— What is expected —
Duplicate the records below line for line, without changing anything, and omit the pictures from your answer.

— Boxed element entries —
┌────────

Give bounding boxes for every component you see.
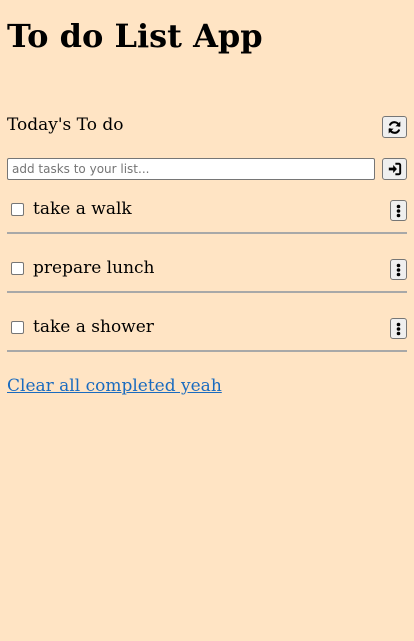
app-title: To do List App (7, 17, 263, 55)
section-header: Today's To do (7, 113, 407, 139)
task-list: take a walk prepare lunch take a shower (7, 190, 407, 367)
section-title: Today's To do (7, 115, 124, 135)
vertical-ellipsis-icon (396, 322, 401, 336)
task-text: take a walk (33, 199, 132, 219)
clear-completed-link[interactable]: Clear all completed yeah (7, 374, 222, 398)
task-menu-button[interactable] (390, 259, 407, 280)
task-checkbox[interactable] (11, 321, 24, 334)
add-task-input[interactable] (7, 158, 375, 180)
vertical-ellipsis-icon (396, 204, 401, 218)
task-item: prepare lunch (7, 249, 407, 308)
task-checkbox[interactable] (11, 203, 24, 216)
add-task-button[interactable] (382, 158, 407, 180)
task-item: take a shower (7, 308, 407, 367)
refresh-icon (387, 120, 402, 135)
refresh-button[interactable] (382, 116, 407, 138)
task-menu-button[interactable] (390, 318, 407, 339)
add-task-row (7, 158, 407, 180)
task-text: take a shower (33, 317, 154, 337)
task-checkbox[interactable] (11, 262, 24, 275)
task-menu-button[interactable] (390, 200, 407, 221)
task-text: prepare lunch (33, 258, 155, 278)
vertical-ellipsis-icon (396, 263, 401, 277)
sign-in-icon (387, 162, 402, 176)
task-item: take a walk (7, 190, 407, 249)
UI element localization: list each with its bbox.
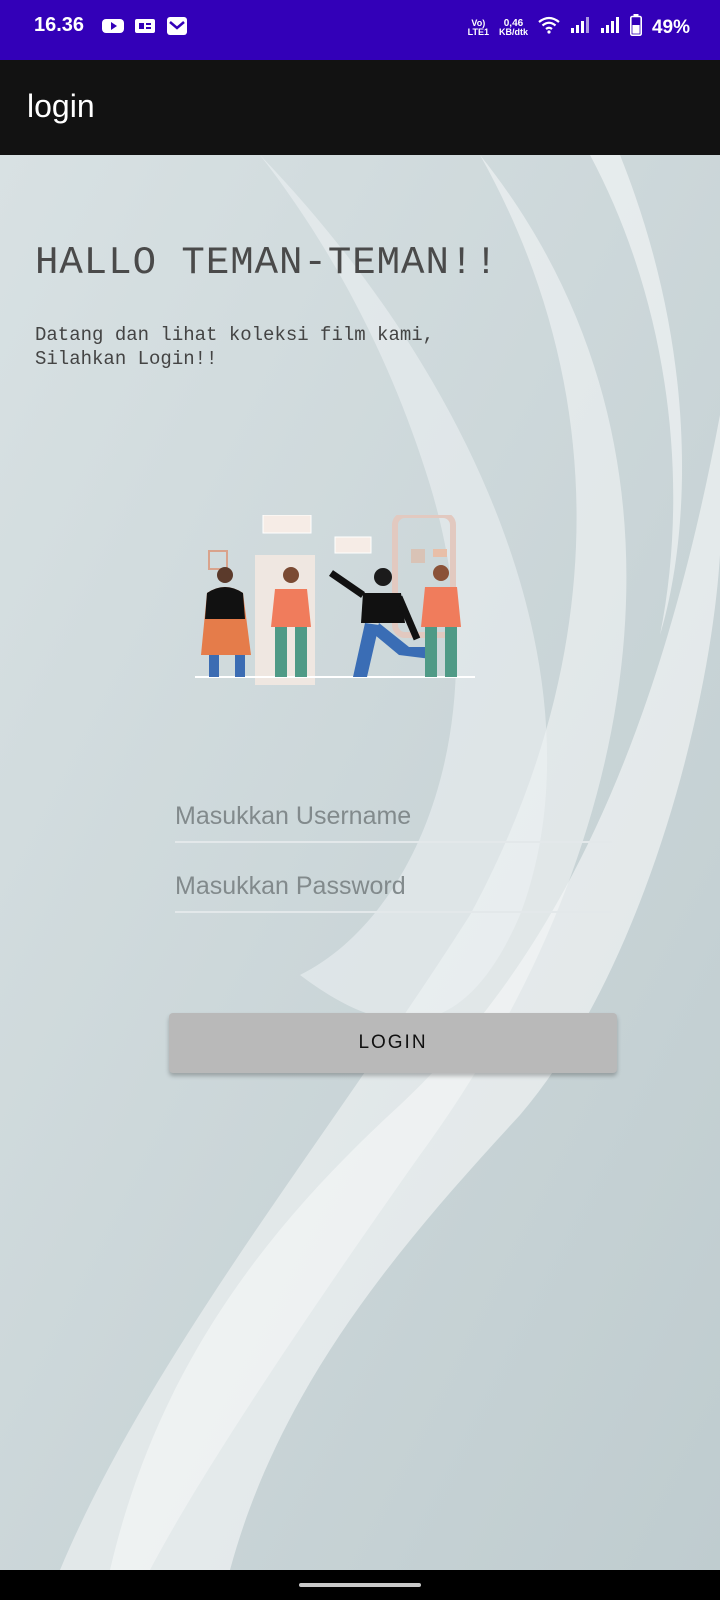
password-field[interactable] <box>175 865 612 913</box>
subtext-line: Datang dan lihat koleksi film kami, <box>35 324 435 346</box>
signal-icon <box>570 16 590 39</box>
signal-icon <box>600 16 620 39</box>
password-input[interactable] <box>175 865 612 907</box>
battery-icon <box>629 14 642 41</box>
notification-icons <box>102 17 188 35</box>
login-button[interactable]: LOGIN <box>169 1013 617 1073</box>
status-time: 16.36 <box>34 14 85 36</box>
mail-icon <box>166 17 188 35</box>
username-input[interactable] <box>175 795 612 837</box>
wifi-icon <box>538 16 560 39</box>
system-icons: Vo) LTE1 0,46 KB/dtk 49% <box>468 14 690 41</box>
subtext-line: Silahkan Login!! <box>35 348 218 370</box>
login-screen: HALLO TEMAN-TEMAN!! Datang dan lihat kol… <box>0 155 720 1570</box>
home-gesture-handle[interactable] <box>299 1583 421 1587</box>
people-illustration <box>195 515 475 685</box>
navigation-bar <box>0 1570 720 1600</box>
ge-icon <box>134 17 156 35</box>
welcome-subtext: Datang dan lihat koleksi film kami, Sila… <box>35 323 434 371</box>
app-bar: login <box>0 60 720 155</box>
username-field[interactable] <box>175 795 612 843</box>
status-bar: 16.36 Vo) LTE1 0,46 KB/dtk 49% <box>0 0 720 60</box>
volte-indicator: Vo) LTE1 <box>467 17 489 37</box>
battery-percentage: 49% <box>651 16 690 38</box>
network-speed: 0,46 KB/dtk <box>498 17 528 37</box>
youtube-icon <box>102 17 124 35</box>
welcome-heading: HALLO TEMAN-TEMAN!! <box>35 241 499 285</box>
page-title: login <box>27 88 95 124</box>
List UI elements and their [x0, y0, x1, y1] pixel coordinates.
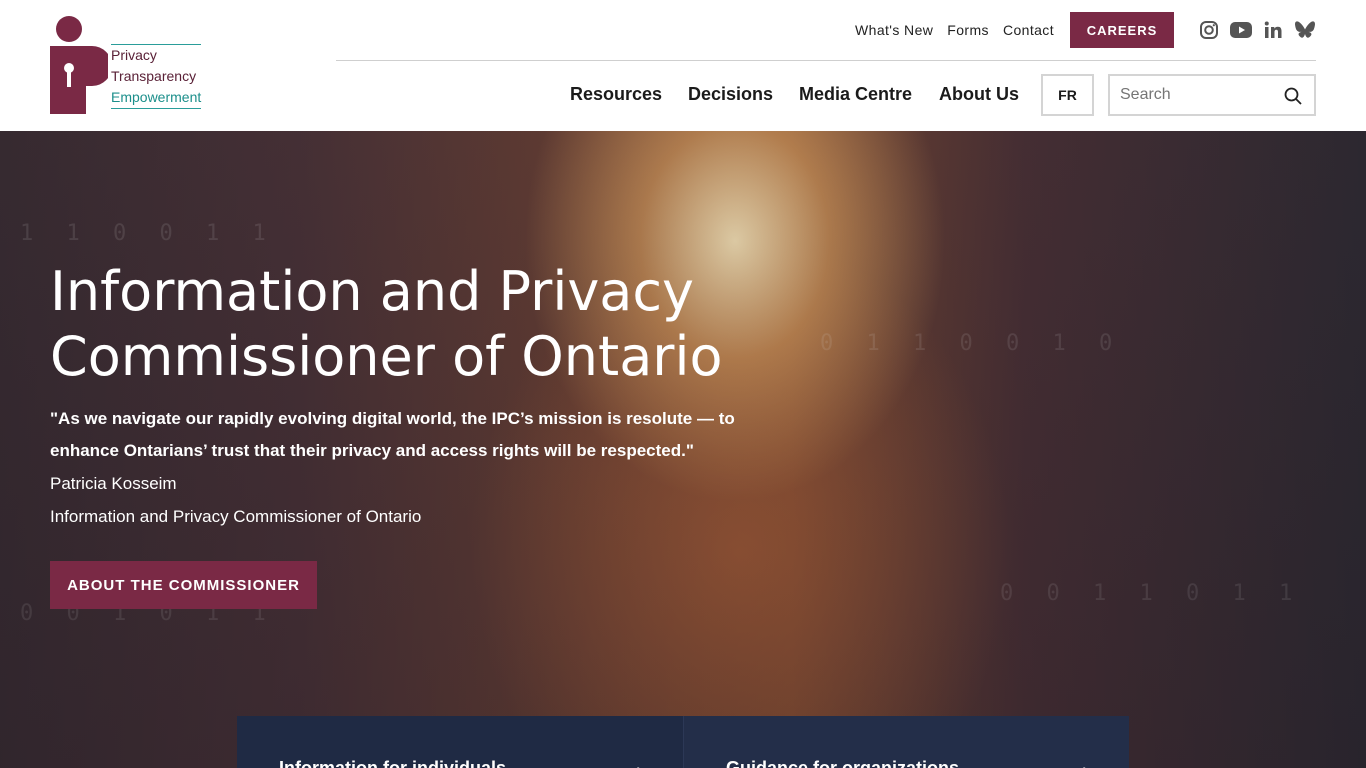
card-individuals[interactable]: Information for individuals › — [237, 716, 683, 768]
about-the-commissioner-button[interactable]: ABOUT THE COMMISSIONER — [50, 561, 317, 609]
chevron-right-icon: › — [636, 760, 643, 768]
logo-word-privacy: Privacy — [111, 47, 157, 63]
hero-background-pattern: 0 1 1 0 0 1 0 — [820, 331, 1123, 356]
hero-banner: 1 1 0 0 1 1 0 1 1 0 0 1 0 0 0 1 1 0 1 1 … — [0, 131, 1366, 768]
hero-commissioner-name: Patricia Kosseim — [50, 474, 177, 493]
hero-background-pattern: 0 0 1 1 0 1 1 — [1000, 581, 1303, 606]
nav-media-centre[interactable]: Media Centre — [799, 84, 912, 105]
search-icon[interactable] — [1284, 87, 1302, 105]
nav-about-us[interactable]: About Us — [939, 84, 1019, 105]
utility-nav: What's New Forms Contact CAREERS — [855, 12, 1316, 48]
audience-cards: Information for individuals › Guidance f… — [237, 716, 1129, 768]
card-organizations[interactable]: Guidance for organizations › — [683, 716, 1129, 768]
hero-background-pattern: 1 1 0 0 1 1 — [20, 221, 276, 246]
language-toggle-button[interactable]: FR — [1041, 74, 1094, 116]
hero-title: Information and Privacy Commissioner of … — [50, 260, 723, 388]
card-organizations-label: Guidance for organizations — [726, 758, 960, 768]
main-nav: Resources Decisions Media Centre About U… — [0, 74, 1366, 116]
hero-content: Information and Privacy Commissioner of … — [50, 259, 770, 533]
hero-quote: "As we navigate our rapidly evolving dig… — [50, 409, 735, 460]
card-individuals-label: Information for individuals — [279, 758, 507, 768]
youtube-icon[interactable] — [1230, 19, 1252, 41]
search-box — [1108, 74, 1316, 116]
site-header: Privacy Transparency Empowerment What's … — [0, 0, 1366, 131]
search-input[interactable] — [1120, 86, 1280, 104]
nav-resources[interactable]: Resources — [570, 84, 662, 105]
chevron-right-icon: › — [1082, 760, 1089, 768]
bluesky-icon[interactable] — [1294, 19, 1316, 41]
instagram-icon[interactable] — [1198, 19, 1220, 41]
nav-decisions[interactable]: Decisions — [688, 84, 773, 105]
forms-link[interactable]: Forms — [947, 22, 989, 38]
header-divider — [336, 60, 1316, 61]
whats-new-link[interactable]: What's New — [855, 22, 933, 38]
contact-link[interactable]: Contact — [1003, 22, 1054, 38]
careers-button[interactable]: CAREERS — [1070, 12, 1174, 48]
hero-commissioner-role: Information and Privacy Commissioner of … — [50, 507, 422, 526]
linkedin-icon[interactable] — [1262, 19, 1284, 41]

└────────

— Exercise result —
Give bounding boxes for every component you see.
app-title: To do List App (7, 17, 263, 55)
section-header: Today's To do (7, 113, 407, 139)
task-list: take a walk prepare lunch take a shower (7, 190, 407, 367)
section-title: Today's To do (7, 115, 124, 135)
vertical-ellipsis-icon (396, 322, 401, 336)
task-text: take a walk (33, 199, 132, 219)
clear-completed-link[interactable]: Clear all completed yeah (7, 374, 222, 398)
task-menu-button[interactable] (390, 259, 407, 280)
task-checkbox[interactable] (11, 321, 24, 334)
add-task-input[interactable] (7, 158, 375, 180)
vertical-ellipsis-icon (396, 204, 401, 218)
task-item: prepare lunch (7, 249, 407, 308)
task-checkbox[interactable] (11, 203, 24, 216)
add-task-button[interactable] (382, 158, 407, 180)
task-item: take a shower (7, 308, 407, 367)
refresh-icon (387, 120, 402, 135)
refresh-button[interactable] (382, 116, 407, 138)
task-menu-button[interactable] (390, 318, 407, 339)
add-task-row (7, 158, 407, 180)
task-text: take a shower (33, 317, 154, 337)
task-checkbox[interactable] (11, 262, 24, 275)
task-menu-button[interactable] (390, 200, 407, 221)
task-text: prepare lunch (33, 258, 155, 278)
vertical-ellipsis-icon (396, 263, 401, 277)
sign-in-icon (387, 162, 402, 176)
task-item: take a walk (7, 190, 407, 249)
UI element localization: list each with its bbox.
password-field[interactable] <box>175 865 612 913</box>
subtext-line: Datang dan lihat koleksi film kami, <box>35 324 435 346</box>
signal-icon <box>570 16 590 39</box>
signal-icon <box>600 16 620 39</box>
password-input[interactable] <box>175 865 612 907</box>
battery-icon <box>629 14 642 41</box>
notification-icons <box>102 17 188 35</box>
login-button[interactable]: LOGIN <box>169 1013 617 1073</box>
status-time: 16.36 <box>34 14 85 36</box>
mail-icon <box>166 17 188 35</box>
username-input[interactable] <box>175 795 612 837</box>
wifi-icon <box>538 16 560 39</box>
system-icons: Vo) LTE1 0,46 KB/dtk 49% <box>468 14 690 41</box>
subtext-line: Silahkan Login!! <box>35 348 218 370</box>
login-screen: HALLO TEMAN-TEMAN!! Datang dan lihat kol… <box>0 155 720 1570</box>
home-gesture-handle[interactable] <box>299 1583 421 1587</box>
people-illustration <box>195 515 475 685</box>
navigation-bar <box>0 1570 720 1600</box>
ge-icon <box>134 17 156 35</box>
welcome-subtext: Datang dan lihat koleksi film kami, Sila… <box>35 323 434 371</box>
app-bar: login <box>0 60 720 155</box>
username-field[interactable] <box>175 795 612 843</box>
status-bar: 16.36 Vo) LTE1 0,46 KB/dtk 49% <box>0 0 720 60</box>
volte-indicator: Vo) LTE1 <box>467 17 489 37</box>
battery-percentage: 49% <box>651 16 690 38</box>
network-speed: 0,46 KB/dtk <box>498 17 528 37</box>
youtube-icon <box>102 17 124 35</box>
welcome-heading: HALLO TEMAN-TEMAN!! <box>35 241 499 285</box>
page-title: login <box>27 88 95 124</box>
List UI elements and their [x0, y0, x1, y1] pixel coordinates.
card-individuals[interactable]: Information for individuals › — [237, 716, 683, 768]
about-the-commissioner-button[interactable]: ABOUT THE COMMISSIONER — [50, 561, 317, 609]
chevron-right-icon: › — [636, 760, 643, 768]
logo-word-privacy: Privacy — [111, 47, 157, 63]
hero-background-pattern: 0 1 1 0 0 1 0 — [820, 331, 1123, 356]
hero-banner: 1 1 0 0 1 1 0 1 1 0 0 1 0 0 0 1 1 0 1 1 … — [0, 131, 1366, 768]
hero-commissioner-name: Patricia Kosseim — [50, 474, 177, 493]
hero-background-pattern: 0 0 1 1 0 1 1 — [1000, 581, 1303, 606]
nav-media-centre[interactable]: Media Centre — [799, 84, 912, 105]
search-icon[interactable] — [1284, 87, 1302, 105]
nav-about-us[interactable]: About Us — [939, 84, 1019, 105]
utility-nav: What's New Forms Contact CAREERS — [855, 12, 1316, 48]
audience-cards: Information for individuals › Guidance f… — [237, 716, 1129, 768]
card-organizations[interactable]: Guidance for organizations › — [683, 716, 1129, 768]
hero-background-pattern: 1 1 0 0 1 1 — [20, 221, 276, 246]
language-toggle-button[interactable]: FR — [1041, 74, 1094, 116]
hero-title: Information and Privacy Commissioner of … — [50, 260, 723, 388]
card-organizations-label: Guidance for organizations — [726, 758, 960, 768]
main-nav: Resources Decisions Media Centre About U… — [0, 74, 1366, 116]
hero-content: Information and Privacy Commissioner of … — [50, 259, 770, 533]
hero-quote: "As we navigate our rapidly evolving dig… — [50, 409, 735, 460]
card-individuals-label: Information for individuals — [279, 758, 507, 768]
youtube-icon[interactable] — [1230, 19, 1252, 41]
search-box — [1108, 74, 1316, 116]
site-header: Privacy Transparency Empowerment What's … — [0, 0, 1366, 131]
search-input[interactable] — [1120, 86, 1280, 104]
nav-resources[interactable]: Resources — [570, 84, 662, 105]
chevron-right-icon: › — [1082, 760, 1089, 768]
bluesky-icon[interactable] — [1294, 19, 1316, 41]
instagram-icon[interactable] — [1198, 19, 1220, 41]
nav-decisions[interactable]: Decisions — [688, 84, 773, 105]
forms-link[interactable]: Forms — [947, 22, 989, 38]
header-divider — [336, 60, 1316, 61]
whats-new-link[interactable]: What's New — [855, 22, 933, 38]
contact-link[interactable]: Contact — [1003, 22, 1054, 38]
careers-button[interactable]: CAREERS — [1070, 12, 1174, 48]
hero-commissioner-role: Information and Privacy Commissioner of … — [50, 507, 422, 526]
linkedin-icon[interactable] — [1262, 19, 1284, 41]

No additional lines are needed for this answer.